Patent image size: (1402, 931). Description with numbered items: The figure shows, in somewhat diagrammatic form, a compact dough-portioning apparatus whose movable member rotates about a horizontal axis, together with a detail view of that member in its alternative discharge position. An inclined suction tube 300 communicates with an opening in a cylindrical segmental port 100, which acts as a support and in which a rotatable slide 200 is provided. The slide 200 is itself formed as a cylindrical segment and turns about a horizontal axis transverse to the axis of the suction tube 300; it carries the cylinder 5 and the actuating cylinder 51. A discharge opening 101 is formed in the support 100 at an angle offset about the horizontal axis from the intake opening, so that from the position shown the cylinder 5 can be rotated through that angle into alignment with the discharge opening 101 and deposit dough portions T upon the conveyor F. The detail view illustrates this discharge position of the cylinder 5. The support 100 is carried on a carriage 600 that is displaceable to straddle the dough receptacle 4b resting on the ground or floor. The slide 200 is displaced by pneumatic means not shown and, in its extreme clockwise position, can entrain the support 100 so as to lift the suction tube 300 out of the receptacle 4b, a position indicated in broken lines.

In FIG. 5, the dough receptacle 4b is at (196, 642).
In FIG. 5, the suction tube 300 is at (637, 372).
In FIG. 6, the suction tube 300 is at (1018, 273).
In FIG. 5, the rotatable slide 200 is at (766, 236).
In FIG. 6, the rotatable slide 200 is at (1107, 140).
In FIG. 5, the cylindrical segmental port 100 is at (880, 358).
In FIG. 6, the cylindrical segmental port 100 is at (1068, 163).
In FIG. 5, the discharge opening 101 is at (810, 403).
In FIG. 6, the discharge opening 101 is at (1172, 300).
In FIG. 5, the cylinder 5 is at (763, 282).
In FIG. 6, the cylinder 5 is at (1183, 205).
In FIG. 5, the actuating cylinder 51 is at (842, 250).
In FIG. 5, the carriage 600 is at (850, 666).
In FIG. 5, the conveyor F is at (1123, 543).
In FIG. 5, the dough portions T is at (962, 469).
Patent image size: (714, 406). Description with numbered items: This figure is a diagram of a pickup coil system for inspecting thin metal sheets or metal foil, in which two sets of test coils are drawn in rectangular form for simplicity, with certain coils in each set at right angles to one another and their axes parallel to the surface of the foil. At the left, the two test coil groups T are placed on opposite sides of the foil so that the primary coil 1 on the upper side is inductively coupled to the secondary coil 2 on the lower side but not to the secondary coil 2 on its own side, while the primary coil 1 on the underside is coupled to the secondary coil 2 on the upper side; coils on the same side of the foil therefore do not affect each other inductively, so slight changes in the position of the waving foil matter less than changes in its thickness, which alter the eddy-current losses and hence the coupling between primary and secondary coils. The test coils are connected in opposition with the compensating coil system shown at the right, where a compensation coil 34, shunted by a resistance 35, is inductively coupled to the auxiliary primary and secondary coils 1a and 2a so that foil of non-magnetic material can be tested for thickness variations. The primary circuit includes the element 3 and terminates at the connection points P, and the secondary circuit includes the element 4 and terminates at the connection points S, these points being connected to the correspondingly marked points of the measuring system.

-*-*-

Task prompt: Turn every line of the items above into a Markdown table with two columns, Row and Item line. Number the rows in order and skip blank lines.

Complete answer:
| Row | Item line |
|---|---|
| 1 | Patent image size: (1402, 931). Description with numbered items: The figure shows, in somewhat diagrammatic form, a compact dough-portioning apparatus whose movable member rotates about a horizontal axis, together with a detail view of that member in its alternative discharge position. An inclined suction tube 300 communicates with an opening in a cylindrical segmental port 100, which acts as a support and in which a rotatable slide 200 is provided. The slide 200 is itself formed as a cylindrical segment and turns about a horizontal axis transverse to the axis of the suction tube 300; it carries the cylinder 5 and the actuating cylinder 51. A discharge opening 101 is formed in the support 100 at an angle offset about the horizontal axis from the intake opening, so that from the position shown the cylinder 5 can be rotated through that angle into alignment with the discharge opening 101 and deposit dough portions T upon the conveyor F. The detail view illustrates this discharge position of the cylinder 5. The support 100 is carried on a carriage 600 that is displaceable to straddle the dough receptacle 4b resting on the ground or floor. The slide 200 is displaced by pneumatic means not shown and, in its extreme clockwise position, can entrain the support 100 so as to lift the suction tube 300 out of the receptacle 4b, a position indicated in broken lines. |
| 2 | In FIG. 5, the dough receptacle 4b is at (196, 642). |
| 3 | In FIG. 5, the suction tube 300 is at (637, 372). |
| 4 | In FIG. 6, the suction tube 300 is at (1018, 273). |
| 5 | In FIG. 5, the rotatable slide 200 is at (766, 236). |
| 6 | In FIG. 6, the rotatable slide 200 is at (1107, 140). |
| 7 | In FIG. 5, the cylindrical segmental port 100 is at (880, 358). |
| 8 | In FIG. 6, the cylindrical segmental port 100 is at (1068, 163). |
| 9 | In FIG. 5, the discharge opening 101 is at (810, 403). |
| 10 | In FIG. 6, the discharge opening 101 is at (1172, 300). |
| 11 | In FIG. 5, the cylinder 5 is at (763, 282). |
| 12 | In FIG. 6, the cylinder 5 is at (1183, 205). |
| 13 | In FIG. 5, the actuating cylinder 51 is at (842, 250). |
| 14 | In FIG. 5, the carriage 600 is at (850, 666). |
| 15 | In FIG. 5, the conveyor F is at (1123, 543). |
| 16 | In FIG. 5, the dough portions T is at (962, 469). |
| 17 | Patent image size: (714, 406). Description with numbered items: This figure is a diagram of a pickup coil system for inspecting thin metal sheets or metal foil, in which two sets of test coils are drawn in rectangular form for simplicity, with certain coils in each set at right angles to one another and their axes parallel to the surface of the foil. At the left, the two test coil groups T are placed on opposite sides of the foil so that the primary coil 1 on the upper side is inductively coupled to the secondary coil 2 on the lower side but not to the secondary coil 2 on its own side, while the primary coil 1 on the underside is coupled to the secondary coil 2 on the upper side; coils on the same side of the foil therefore do not affect each other inductively, so slight changes in the position of the waving foil matter less than changes in its thickness, which alter the eddy-current losses and hence the coupling between primary and secondary coils. The test coils are connected in opposition with the compensating coil system shown at the right, where a compensation coil 34, shunted by a resistance 35, is inductively coupled to the auxiliary primary and secondary coils 1a and 2a so that foil of non-magnetic material can be tested for thickness variations. The primary circuit includes the element 3 and terminates at the connection points P, and the secondary circuit includes the element 4 and terminates at the connection points S, these points being connected to the correspondingly marked points of the measuring system. |